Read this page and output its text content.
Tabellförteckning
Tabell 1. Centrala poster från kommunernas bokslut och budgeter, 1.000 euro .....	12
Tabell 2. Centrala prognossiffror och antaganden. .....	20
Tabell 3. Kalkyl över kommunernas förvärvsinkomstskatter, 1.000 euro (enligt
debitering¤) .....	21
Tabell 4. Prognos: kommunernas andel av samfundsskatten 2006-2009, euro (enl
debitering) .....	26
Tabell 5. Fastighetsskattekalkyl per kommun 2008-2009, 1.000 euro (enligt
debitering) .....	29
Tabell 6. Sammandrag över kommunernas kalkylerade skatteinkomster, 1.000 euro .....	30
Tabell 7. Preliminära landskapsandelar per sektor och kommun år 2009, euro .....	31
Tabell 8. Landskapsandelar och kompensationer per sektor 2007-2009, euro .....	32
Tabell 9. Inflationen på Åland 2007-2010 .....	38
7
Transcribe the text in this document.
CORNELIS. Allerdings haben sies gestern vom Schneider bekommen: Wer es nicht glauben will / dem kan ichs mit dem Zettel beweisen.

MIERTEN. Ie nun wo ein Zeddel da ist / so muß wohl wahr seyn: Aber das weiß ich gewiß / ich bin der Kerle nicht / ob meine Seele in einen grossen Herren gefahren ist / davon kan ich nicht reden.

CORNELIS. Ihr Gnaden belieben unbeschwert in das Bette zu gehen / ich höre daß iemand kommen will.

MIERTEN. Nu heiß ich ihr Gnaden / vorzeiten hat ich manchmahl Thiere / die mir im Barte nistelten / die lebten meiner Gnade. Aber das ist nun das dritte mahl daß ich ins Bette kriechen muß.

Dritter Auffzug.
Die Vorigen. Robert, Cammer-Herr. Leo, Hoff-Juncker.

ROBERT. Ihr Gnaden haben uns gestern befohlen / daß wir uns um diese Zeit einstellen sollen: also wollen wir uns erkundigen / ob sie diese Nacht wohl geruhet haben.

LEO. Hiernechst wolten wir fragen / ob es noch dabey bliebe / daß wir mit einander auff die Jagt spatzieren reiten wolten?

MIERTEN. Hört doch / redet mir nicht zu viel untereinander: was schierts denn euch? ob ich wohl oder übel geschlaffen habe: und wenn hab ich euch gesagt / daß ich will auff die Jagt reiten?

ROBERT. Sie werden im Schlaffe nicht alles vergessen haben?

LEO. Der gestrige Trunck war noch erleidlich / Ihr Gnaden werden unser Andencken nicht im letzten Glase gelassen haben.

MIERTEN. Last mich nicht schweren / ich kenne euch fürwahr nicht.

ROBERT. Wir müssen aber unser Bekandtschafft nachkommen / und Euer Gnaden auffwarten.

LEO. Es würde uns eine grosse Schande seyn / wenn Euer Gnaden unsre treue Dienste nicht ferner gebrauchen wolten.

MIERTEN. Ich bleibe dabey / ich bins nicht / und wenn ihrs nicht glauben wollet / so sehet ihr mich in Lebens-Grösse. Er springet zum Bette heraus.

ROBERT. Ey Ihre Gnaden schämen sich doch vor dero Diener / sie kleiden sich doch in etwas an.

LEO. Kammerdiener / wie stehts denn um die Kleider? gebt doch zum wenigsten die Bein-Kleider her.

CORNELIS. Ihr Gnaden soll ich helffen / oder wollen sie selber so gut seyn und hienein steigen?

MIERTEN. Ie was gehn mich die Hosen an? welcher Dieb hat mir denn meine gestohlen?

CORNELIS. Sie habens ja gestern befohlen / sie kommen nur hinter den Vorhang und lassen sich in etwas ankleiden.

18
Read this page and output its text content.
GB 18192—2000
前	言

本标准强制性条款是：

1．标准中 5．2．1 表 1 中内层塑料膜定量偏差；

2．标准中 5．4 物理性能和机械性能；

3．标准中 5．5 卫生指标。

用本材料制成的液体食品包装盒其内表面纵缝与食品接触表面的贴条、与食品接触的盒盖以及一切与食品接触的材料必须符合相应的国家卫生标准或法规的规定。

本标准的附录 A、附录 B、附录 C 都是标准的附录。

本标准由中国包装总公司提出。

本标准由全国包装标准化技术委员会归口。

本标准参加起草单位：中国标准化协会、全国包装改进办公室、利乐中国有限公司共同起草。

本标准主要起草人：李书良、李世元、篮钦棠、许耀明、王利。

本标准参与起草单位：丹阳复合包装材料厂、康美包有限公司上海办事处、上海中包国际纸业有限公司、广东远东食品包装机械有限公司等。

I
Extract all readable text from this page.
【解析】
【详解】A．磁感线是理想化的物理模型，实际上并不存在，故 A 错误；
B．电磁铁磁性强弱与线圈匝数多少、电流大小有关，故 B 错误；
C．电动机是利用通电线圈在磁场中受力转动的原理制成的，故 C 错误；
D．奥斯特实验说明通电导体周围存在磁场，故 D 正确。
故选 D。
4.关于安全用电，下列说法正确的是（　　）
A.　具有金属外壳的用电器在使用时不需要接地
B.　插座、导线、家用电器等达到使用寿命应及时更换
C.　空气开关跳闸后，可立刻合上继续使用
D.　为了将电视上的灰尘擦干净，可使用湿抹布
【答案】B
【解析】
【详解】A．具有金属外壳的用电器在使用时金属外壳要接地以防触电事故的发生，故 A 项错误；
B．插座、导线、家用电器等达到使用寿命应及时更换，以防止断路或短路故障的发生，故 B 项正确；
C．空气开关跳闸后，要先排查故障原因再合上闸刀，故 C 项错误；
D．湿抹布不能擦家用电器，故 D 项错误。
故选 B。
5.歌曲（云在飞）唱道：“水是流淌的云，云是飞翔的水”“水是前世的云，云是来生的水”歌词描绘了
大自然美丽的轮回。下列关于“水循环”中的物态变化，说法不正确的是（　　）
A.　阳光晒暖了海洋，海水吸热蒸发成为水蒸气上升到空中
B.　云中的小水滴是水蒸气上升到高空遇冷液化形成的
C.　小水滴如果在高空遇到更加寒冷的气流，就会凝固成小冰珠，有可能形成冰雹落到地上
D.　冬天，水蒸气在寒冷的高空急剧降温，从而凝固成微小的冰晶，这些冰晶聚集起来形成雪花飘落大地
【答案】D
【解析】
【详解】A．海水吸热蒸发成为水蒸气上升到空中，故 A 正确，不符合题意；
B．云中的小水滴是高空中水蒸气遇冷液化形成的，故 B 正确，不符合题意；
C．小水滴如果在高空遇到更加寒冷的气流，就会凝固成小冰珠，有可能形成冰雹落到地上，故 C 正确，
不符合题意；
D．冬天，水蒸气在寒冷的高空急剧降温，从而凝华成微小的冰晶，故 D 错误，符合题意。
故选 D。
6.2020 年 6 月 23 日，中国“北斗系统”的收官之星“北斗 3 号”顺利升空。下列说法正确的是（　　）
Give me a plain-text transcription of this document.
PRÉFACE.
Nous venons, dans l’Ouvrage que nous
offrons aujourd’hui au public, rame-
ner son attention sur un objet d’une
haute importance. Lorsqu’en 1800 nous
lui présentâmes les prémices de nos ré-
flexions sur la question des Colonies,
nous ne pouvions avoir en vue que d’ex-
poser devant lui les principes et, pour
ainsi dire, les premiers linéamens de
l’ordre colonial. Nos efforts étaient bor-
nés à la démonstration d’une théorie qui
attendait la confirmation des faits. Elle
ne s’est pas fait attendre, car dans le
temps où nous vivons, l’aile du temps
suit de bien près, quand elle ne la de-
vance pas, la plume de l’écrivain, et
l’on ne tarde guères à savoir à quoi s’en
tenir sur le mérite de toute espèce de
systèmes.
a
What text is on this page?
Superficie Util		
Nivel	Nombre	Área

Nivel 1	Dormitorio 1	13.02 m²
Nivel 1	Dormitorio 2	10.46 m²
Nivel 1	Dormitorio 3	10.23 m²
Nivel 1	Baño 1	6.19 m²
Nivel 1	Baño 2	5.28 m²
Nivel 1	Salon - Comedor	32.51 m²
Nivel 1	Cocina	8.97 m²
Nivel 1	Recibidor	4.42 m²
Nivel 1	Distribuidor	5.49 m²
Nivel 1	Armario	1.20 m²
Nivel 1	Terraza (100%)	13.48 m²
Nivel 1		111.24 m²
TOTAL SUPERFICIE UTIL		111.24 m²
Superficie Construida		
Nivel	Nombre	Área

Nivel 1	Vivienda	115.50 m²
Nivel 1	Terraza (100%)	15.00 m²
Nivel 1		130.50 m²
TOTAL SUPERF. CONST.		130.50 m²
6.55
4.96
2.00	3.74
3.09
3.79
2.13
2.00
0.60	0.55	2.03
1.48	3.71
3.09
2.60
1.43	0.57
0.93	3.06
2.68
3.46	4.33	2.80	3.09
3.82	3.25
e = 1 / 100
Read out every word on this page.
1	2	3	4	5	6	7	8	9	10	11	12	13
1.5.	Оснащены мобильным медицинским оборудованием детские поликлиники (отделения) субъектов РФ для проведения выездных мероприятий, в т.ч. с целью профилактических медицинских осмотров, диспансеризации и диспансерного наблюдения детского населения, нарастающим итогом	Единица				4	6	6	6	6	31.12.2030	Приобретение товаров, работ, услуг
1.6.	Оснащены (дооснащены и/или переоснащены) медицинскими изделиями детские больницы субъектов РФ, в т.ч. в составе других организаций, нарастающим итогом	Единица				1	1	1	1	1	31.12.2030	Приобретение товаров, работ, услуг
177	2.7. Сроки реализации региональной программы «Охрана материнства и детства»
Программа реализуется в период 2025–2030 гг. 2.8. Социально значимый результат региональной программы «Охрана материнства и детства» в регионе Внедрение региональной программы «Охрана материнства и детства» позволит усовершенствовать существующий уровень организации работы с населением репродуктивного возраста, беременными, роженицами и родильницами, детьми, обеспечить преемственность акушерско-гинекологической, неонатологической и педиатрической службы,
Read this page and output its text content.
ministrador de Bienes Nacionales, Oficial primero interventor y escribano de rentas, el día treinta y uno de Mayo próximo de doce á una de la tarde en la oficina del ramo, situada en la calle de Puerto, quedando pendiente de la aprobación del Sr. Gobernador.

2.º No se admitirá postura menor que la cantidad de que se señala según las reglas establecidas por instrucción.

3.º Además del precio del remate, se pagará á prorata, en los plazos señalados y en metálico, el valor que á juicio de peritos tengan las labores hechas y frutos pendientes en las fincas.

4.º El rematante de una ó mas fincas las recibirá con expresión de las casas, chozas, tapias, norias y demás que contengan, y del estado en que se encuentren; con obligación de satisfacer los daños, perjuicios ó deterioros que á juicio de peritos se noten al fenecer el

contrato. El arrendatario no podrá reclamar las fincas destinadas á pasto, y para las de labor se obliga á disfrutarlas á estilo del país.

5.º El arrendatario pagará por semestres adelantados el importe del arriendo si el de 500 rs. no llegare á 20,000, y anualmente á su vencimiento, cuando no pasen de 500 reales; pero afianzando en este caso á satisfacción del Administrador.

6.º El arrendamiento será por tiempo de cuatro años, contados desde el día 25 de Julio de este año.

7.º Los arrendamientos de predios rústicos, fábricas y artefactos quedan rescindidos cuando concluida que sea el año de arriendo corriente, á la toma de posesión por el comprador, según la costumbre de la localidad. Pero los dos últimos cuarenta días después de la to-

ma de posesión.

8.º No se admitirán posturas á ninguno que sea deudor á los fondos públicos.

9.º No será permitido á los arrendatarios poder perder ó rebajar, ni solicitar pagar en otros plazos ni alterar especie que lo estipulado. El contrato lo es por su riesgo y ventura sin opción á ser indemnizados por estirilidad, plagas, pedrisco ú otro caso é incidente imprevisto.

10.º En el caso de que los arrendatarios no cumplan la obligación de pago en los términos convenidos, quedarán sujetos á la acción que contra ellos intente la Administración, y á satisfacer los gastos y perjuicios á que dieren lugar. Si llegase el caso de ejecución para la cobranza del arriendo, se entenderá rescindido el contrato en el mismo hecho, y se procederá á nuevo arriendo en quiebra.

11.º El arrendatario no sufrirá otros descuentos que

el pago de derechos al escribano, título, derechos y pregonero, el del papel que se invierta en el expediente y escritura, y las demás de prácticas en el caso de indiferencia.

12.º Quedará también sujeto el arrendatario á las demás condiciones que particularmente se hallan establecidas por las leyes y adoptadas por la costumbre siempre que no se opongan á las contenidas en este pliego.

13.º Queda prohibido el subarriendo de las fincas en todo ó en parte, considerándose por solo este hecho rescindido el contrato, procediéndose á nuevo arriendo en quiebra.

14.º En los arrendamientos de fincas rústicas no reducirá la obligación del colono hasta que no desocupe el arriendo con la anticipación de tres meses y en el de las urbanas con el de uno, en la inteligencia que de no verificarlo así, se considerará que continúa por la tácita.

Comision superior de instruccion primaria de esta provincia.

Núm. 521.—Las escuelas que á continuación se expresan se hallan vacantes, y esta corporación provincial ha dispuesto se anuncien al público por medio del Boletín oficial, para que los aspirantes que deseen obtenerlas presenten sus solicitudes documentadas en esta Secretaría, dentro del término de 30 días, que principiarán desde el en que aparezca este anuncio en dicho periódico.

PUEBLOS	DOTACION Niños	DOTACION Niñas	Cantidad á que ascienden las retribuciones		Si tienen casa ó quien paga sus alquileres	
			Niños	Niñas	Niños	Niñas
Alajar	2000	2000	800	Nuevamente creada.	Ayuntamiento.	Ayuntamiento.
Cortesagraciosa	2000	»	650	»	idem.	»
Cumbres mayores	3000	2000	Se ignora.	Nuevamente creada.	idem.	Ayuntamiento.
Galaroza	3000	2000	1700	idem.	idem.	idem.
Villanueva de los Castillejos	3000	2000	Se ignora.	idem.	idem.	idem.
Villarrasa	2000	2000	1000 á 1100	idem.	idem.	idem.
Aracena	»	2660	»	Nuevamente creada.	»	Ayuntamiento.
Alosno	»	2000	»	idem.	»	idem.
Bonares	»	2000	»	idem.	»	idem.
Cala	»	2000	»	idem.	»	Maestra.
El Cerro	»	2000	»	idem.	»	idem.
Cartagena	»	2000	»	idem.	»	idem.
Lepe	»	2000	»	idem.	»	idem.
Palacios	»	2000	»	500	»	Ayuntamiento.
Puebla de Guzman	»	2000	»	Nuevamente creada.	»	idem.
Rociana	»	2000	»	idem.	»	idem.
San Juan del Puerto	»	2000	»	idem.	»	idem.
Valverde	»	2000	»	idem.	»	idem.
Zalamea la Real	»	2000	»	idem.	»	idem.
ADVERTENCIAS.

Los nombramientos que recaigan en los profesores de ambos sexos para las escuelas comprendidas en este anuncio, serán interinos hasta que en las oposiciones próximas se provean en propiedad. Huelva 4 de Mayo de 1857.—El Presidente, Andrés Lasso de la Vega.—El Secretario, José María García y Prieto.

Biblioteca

____________________

Exercise aim -
Work out how many lines of the material above contain the word "wenn", then give only that figure.

Answer for the task -
3